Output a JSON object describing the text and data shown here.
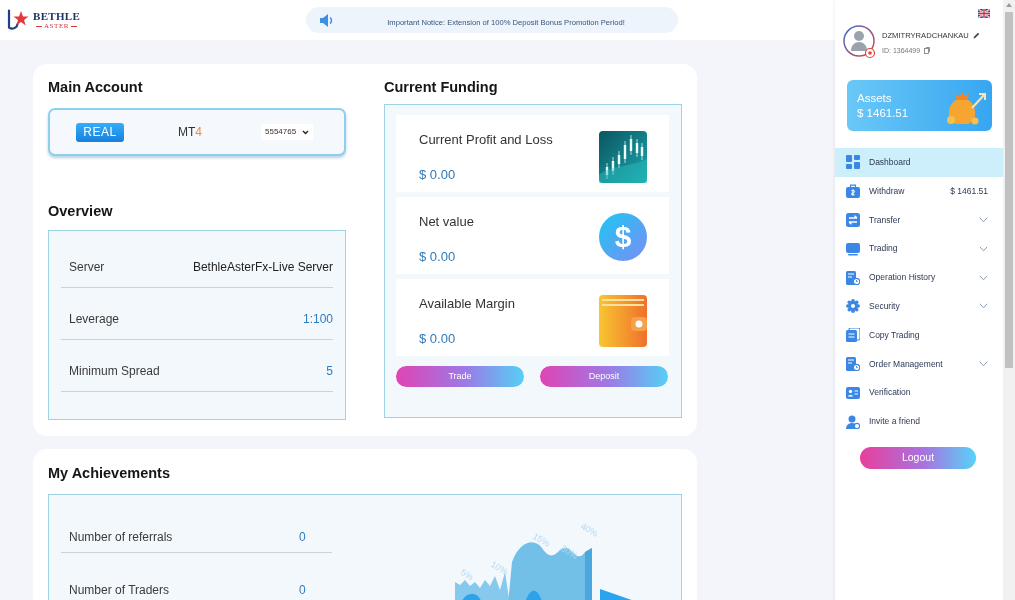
{
  "header": {
    "logo": {
      "name": "BETHLE",
      "tagline": "ASTER"
    },
    "notice": "Important Notice: Extension of 100% Deposit Bonus Promotion Period!"
  },
  "main_account": {
    "title": "Main Account",
    "account_type": "REAL",
    "platform": {
      "name": "MT",
      "version": "4"
    },
    "account_number": "5554765"
  },
  "overview": {
    "title": "Overview",
    "rows": [
      {
        "label": "Server",
        "value": "BethleAsterFx-Live Server",
        "kind": "plain"
      },
      {
        "label": "Leverage",
        "value": "1:100",
        "kind": "accent"
      },
      {
        "label": "Minimum Spread",
        "value": "5",
        "kind": "accent"
      }
    ]
  },
  "current_funding": {
    "title": "Current Funding",
    "items": [
      {
        "label": "Current Profit and Loss",
        "value": "$ 0.00",
        "kind": "chart"
      },
      {
        "label": "Net value",
        "value": "$ 0.00",
        "kind": "coin",
        "symbol": "$"
      },
      {
        "label": "Available Margin",
        "value": "$ 0.00",
        "kind": "wallet"
      }
    ],
    "buttons": [
      "Trade",
      "Deposit"
    ]
  },
  "achievements": {
    "title": "My Achievements",
    "rows": [
      {
        "label": "Number of referrals",
        "value": "0"
      },
      {
        "label": "Number of Traders",
        "value": "0"
      }
    ],
    "illustration_labels": [
      "5%",
      "10%",
      "15%",
      "30%",
      "40%"
    ]
  },
  "sidebar": {
    "user": {
      "name": "DZMITRYRADCHANKAU",
      "id": "ID: 1364499"
    },
    "assets": {
      "label": "Assets",
      "amount": "$ 1461.51"
    },
    "menu": [
      {
        "label": "Dashboard",
        "selected": true,
        "expandable": false
      },
      {
        "label": "Withdraw",
        "selected": false,
        "expandable": false,
        "amount": "$ 1461.51"
      },
      {
        "label": "Transfer",
        "selected": false,
        "expandable": true
      },
      {
        "label": "Trading",
        "selected": false,
        "expandable": true
      },
      {
        "label": "Operation History",
        "selected": false,
        "expandable": true
      },
      {
        "label": "Security",
        "selected": false,
        "expandable": true
      },
      {
        "label": "Copy Trading",
        "selected": false,
        "expandable": false
      },
      {
        "label": "Order Management",
        "selected": false,
        "expandable": true
      },
      {
        "label": "Verification",
        "selected": false,
        "expandable": false
      },
      {
        "label": "Invite a friend",
        "selected": false,
        "expandable": false
      }
    ],
    "logout": "Logout"
  }
}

-.-.-

*What you need to do*
Give nothing but the number of lines containing the string "Server".

*Final result*
2